» Dataset extract:
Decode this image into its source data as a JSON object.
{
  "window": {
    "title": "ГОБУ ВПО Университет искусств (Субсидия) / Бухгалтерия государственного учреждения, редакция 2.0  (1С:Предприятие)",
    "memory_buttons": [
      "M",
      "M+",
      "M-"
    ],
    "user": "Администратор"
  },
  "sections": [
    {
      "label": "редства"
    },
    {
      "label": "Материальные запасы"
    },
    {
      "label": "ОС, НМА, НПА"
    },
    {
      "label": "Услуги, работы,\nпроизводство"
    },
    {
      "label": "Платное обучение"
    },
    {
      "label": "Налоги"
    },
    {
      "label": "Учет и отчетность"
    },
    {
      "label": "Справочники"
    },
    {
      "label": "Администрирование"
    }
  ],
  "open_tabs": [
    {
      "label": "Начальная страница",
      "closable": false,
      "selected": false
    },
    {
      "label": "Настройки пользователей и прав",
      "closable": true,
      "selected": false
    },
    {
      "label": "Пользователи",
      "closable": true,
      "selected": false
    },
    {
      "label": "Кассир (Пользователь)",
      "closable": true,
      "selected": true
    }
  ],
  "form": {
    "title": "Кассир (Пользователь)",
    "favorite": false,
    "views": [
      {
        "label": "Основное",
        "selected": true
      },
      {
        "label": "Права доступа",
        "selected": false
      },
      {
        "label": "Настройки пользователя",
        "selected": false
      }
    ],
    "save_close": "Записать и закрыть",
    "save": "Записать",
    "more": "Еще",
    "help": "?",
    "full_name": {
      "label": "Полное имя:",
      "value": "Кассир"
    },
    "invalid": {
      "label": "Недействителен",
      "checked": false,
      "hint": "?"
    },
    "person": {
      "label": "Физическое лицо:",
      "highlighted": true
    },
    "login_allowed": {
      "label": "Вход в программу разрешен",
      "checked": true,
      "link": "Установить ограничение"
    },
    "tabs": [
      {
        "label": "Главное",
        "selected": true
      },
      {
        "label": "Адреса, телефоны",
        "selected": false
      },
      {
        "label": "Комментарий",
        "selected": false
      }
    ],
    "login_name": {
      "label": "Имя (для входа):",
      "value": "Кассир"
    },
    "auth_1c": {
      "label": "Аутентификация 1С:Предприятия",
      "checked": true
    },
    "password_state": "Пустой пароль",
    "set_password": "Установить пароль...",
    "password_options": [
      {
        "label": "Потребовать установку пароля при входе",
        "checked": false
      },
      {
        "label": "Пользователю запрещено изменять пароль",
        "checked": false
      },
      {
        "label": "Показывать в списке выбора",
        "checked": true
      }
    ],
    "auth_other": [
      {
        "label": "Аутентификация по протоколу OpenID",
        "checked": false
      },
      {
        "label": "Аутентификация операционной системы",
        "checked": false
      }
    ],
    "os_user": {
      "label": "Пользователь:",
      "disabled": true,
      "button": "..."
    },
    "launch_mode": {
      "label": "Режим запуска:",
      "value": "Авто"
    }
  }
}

» Task directions: In the entries above, find each line with the word "пароль" and copy it.

» Completed task:
    "password_state": "Пустой пароль",
    "set_password": "Установить пароль...",
        "label": "Пользователю запрещено изменять пароль",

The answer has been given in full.